» **EXERCISE DETAILS**
Restate the full set of records exactly, word for word.
++++++++++++++++++++
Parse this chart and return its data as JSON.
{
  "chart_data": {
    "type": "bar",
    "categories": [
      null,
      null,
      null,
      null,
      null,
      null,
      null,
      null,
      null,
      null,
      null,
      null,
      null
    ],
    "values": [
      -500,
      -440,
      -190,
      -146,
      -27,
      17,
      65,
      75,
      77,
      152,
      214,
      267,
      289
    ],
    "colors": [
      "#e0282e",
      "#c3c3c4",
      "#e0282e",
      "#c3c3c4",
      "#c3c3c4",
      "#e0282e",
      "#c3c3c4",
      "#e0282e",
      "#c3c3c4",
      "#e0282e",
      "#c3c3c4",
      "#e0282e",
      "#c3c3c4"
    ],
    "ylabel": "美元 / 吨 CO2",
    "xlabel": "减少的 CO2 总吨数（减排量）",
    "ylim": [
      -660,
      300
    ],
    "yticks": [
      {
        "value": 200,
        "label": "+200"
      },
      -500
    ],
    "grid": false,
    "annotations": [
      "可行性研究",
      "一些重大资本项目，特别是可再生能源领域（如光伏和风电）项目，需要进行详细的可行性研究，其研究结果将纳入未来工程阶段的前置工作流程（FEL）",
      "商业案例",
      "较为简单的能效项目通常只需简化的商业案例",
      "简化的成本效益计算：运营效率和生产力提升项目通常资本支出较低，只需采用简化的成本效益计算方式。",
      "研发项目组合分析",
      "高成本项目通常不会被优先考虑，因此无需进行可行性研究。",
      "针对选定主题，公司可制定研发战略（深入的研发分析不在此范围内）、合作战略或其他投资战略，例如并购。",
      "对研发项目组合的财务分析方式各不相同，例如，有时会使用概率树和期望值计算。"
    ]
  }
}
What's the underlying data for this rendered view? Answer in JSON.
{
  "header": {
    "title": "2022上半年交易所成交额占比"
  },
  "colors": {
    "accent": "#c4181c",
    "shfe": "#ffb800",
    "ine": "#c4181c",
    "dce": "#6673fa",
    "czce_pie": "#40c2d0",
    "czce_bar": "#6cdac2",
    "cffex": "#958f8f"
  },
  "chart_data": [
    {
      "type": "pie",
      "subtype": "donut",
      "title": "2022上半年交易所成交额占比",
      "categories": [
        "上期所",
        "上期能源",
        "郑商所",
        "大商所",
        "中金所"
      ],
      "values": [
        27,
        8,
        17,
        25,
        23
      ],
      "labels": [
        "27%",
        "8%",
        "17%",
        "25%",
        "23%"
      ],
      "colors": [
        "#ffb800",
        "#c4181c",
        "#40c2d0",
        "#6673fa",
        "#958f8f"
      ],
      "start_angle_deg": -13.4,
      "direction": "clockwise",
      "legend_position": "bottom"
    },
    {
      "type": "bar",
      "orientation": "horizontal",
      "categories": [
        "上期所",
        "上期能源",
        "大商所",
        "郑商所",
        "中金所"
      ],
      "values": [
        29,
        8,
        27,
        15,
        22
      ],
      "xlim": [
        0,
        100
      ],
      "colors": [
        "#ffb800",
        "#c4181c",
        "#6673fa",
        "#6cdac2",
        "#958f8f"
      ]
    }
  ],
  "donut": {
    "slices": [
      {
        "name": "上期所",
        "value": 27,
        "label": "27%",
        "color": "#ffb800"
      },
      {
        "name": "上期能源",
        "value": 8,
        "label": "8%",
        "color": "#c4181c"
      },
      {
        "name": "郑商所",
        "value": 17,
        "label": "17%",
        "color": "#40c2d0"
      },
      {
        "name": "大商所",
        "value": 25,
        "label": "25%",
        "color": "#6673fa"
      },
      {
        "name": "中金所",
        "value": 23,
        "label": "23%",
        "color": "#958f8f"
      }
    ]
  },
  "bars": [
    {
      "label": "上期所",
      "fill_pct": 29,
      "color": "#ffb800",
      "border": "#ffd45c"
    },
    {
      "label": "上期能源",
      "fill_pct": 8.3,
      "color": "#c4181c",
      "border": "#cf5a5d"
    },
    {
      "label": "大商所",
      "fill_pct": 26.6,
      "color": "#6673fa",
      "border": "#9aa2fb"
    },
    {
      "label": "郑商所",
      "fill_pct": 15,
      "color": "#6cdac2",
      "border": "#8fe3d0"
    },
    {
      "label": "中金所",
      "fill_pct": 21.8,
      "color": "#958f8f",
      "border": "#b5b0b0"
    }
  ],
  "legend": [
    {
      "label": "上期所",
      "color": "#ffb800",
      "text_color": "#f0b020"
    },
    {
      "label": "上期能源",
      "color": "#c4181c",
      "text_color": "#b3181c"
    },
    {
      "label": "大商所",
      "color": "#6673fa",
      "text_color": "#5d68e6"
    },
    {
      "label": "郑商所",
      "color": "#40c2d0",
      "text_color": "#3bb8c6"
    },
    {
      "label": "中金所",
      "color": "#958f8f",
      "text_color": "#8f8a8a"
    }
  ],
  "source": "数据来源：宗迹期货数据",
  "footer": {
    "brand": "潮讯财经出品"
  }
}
++++++++++++++++++++
» **OUTPUT OF THE EXERCISE**
Parse this chart and return its data as JSON.
{
  "chart_data": {
    "type": "bar",
    "categories": [
      null,
      null,
      null,
      null,
      null,
      null,
      null,
      null,
      null,
      null,
      null,
      null,
      null
    ],
    "values": [
      -500,
      -440,
      -190,
      -146,
      -27,
      17,
      65,
      75,
      77,
      152,
      214,
      267,
      289
    ],
    "colors": [
      "#e0282e",
      "#c3c3c4",
      "#e0282e",
      "#c3c3c4",
      "#c3c3c4",
      "#e0282e",
      "#c3c3c4",
      "#e0282e",
      "#c3c3c4",
      "#e0282e",
      "#c3c3c4",
      "#e0282e",
      "#c3c3c4"
    ],
    "ylabel": "美元 / 吨 CO2",
    "xlabel": "减少的 CO2 总吨数（减排量）",
    "ylim": [
      -660,
      300
    ],
    "yticks": [
      {
        "value": 200,
        "label": "+200"
      },
      -500
    ],
    "grid": false,
    "annotations": [
      "可行性研究",
      "一些重大资本项目，特别是可再生能源领域（如光伏和风电）项目，需要进行详细的可行性研究，其研究结果将纳入未来工程阶段的前置工作流程（FEL）",
      "商业案例",
      "较为简单的能效项目通常只需简化的商业案例",
      "简化的成本效益计算：运营效率和生产力提升项目通常资本支出较低，只需采用简化的成本效益计算方式。",
      "研发项目组合分析",
      "高成本项目通常不会被优先考虑，因此无需进行可行性研究。",
      "针对选定主题，公司可制定研发战略（深入的研发分析不在此范围内）、合作战略或其他投资战略，例如并购。",
      "对研发项目组合的财务分析方式各不相同，例如，有时会使用概率树和期望值计算。"
    ]
  }
}
What's the underlying data for this rendered view? Answer in JSON.
{
  "header": {
    "title": "2022上半年交易所成交额占比"
  },
  "colors": {
    "accent": "#c4181c",
    "shfe": "#ffb800",
    "ine": "#c4181c",
    "dce": "#6673fa",
    "czce_pie": "#40c2d0",
    "czce_bar": "#6cdac2",
    "cffex": "#958f8f"
  },
  "chart_data": [
    {
      "type": "pie",
      "subtype": "donut",
      "title": "2022上半年交易所成交额占比",
      "categories": [
        "上期所",
        "上期能源",
        "郑商所",
        "大商所",
        "中金所"
      ],
      "values": [
        27,
        8,
        17,
        25,
        23
      ],
      "labels": [
        "27%",
        "8%",
        "17%",
        "25%",
        "23%"
      ],
      "colors": [
        "#ffb800",
        "#c4181c",
        "#40c2d0",
        "#6673fa",
        "#958f8f"
      ],
      "start_angle_deg": -13.4,
      "direction": "clockwise",
      "legend_position": "bottom"
    },
    {
      "type": "bar",
      "orientation": "horizontal",
      "categories": [
        "上期所",
        "上期能源",
        "大商所",
        "郑商所",
        "中金所"
      ],
      "values": [
        29,
        8,
        27,
        15,
        22
      ],
      "xlim": [
        0,
        100
      ],
      "colors": [
        "#ffb800",
        "#c4181c",
        "#6673fa",
        "#6cdac2",
        "#958f8f"
      ]
    }
  ],
  "donut": {
    "slices": [
      {
        "name": "上期所",
        "value": 27,
        "label": "27%",
        "color": "#ffb800"
      },
      {
        "name": "上期能源",
        "value": 8,
        "label": "8%",
        "color": "#c4181c"
      },
      {
        "name": "郑商所",
        "value": 17,
        "label": "17%",
        "color": "#40c2d0"
      },
      {
        "name": "大商所",
        "value": 25,
        "label": "25%",
        "color": "#6673fa"
      },
      {
        "name": "中金所",
        "value": 23,
        "label": "23%",
        "color": "#958f8f"
      }
    ]
  },
  "bars": [
    {
      "label": "上期所",
      "fill_pct": 29,
      "color": "#ffb800",
      "border": "#ffd45c"
    },
    {
      "label": "上期能源",
      "fill_pct": 8.3,
      "color": "#c4181c",
      "border": "#cf5a5d"
    },
    {
      "label": "大商所",
      "fill_pct": 26.6,
      "color": "#6673fa",
      "border": "#9aa2fb"
    },
    {
      "label": "郑商所",
      "fill_pct": 15,
      "color": "#6cdac2",
      "border": "#8fe3d0"
    },
    {
      "label": "中金所",
      "fill_pct": 21.8,
      "color": "#958f8f",
      "border": "#b5b0b0"
    }
  ],
  "legend": [
    {
      "label": "上期所",
      "color": "#ffb800",
      "text_color": "#f0b020"
    },
    {
      "label": "上期能源",
      "color": "#c4181c",
      "text_color": "#b3181c"
    },
    {
      "label": "大商所",
      "color": "#6673fa",
      "text_color": "#5d68e6"
    },
    {
      "label": "郑商所",
      "color": "#40c2d0",
      "text_color": "#3bb8c6"
    },
    {
      "label": "中金所",
      "color": "#958f8f",
      "text_color": "#8f8a8a"
    }
  ],
  "source": "数据来源：宗迹期货数据",
  "footer": {
    "brand": "潮讯财经出品"
  }
}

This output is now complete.